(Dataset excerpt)
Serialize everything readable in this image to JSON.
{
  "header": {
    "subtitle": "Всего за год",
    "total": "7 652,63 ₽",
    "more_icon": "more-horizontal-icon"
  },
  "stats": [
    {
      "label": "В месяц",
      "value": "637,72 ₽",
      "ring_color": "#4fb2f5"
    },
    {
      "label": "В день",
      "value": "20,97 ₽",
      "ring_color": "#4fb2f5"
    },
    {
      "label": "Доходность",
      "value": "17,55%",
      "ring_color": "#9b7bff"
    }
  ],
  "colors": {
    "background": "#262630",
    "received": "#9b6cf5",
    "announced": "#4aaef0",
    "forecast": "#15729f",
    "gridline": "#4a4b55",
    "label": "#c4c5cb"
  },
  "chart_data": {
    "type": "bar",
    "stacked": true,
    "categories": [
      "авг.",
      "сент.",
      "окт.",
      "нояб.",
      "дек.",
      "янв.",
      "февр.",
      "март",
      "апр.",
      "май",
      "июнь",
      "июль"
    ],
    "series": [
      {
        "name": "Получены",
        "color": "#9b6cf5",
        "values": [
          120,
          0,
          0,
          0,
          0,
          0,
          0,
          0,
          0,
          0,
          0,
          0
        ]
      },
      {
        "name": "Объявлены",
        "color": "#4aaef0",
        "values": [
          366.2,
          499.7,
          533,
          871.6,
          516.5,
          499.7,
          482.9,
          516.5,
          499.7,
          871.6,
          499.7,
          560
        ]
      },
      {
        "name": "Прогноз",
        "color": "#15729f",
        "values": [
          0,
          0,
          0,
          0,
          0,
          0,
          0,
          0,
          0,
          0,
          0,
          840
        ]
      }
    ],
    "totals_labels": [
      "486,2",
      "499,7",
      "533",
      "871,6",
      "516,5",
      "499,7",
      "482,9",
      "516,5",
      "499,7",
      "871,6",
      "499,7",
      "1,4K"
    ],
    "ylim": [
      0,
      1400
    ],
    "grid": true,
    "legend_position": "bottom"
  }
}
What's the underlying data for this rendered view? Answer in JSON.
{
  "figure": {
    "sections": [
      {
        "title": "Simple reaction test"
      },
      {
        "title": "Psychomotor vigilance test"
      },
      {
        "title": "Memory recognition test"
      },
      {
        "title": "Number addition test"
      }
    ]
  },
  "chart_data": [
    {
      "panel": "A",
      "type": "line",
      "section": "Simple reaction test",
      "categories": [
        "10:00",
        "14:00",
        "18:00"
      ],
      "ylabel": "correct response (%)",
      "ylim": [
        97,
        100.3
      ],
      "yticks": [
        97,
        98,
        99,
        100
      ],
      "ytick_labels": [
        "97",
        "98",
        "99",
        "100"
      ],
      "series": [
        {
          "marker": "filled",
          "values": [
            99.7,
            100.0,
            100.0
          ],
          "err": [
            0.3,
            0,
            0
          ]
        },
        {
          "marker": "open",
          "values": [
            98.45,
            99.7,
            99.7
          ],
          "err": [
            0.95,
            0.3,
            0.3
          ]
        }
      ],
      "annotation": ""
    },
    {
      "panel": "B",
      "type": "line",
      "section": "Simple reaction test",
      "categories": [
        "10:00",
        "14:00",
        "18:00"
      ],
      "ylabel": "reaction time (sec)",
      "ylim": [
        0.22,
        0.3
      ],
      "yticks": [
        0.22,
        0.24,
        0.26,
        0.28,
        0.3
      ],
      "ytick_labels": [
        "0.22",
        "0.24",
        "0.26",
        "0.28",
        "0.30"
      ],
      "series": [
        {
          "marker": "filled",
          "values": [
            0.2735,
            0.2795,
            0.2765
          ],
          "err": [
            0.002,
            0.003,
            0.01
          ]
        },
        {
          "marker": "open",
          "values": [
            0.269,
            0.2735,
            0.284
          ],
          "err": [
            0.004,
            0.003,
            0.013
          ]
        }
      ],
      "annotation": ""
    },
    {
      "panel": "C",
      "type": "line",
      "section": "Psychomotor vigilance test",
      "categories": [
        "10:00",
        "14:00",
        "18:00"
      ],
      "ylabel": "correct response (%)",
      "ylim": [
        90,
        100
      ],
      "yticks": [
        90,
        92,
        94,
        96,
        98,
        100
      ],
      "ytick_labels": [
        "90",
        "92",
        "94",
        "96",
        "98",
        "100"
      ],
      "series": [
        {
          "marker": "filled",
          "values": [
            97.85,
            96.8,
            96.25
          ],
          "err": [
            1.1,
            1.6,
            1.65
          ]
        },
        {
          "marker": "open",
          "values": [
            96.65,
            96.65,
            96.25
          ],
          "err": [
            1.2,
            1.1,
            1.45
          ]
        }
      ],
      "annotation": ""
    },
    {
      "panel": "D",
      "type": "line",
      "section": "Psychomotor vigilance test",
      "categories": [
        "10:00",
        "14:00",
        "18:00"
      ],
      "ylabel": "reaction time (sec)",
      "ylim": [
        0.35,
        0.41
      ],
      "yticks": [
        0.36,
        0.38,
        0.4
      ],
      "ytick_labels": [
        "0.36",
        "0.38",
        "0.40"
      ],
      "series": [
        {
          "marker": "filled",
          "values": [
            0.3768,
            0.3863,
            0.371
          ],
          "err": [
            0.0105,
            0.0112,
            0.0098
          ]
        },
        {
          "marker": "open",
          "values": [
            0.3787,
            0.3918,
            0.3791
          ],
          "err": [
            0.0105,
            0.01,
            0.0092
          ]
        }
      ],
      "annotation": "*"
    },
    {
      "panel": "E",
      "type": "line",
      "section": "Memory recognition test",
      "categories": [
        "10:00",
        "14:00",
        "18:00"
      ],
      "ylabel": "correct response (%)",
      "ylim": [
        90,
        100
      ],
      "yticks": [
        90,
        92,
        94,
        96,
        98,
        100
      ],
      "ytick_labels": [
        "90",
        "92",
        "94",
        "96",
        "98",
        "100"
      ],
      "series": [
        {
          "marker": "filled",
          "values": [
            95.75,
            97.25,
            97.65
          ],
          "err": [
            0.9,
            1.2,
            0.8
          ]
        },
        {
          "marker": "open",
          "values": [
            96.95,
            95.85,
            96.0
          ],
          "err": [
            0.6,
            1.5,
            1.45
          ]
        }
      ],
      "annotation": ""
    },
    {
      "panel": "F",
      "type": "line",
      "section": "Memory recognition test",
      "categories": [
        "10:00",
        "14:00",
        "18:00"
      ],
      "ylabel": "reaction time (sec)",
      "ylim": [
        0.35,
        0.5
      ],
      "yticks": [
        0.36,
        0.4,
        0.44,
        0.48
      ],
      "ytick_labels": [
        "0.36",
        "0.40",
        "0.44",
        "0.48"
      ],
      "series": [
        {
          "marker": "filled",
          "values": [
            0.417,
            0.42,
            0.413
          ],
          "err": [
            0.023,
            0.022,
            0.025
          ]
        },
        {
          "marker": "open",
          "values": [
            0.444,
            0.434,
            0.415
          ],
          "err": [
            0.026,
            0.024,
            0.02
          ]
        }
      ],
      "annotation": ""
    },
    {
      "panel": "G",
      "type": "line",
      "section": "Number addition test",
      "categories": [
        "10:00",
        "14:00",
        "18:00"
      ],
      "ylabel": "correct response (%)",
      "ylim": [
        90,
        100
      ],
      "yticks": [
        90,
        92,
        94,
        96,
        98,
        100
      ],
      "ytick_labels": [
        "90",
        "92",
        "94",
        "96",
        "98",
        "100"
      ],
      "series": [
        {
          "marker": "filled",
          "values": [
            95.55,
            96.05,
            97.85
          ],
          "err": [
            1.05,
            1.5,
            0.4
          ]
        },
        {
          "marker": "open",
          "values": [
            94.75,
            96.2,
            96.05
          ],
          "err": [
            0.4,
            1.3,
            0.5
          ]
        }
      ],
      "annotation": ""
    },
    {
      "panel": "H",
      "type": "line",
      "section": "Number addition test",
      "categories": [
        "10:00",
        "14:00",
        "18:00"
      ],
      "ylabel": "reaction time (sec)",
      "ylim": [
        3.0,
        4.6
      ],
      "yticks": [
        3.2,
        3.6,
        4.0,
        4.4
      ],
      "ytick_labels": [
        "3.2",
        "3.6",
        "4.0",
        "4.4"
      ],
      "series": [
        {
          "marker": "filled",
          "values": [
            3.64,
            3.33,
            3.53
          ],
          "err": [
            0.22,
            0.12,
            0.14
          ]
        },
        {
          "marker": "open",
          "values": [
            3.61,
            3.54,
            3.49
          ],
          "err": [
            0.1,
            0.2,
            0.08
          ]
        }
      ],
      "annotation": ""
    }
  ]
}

EXERCISE OBJECTIVE
Copy whichever lines in the listing above contain the word "this".

EXPECTED OUTPUT
Serialize everything readable in this image to JSON.
What's the underlying data for this rendered view? Answer in JSON.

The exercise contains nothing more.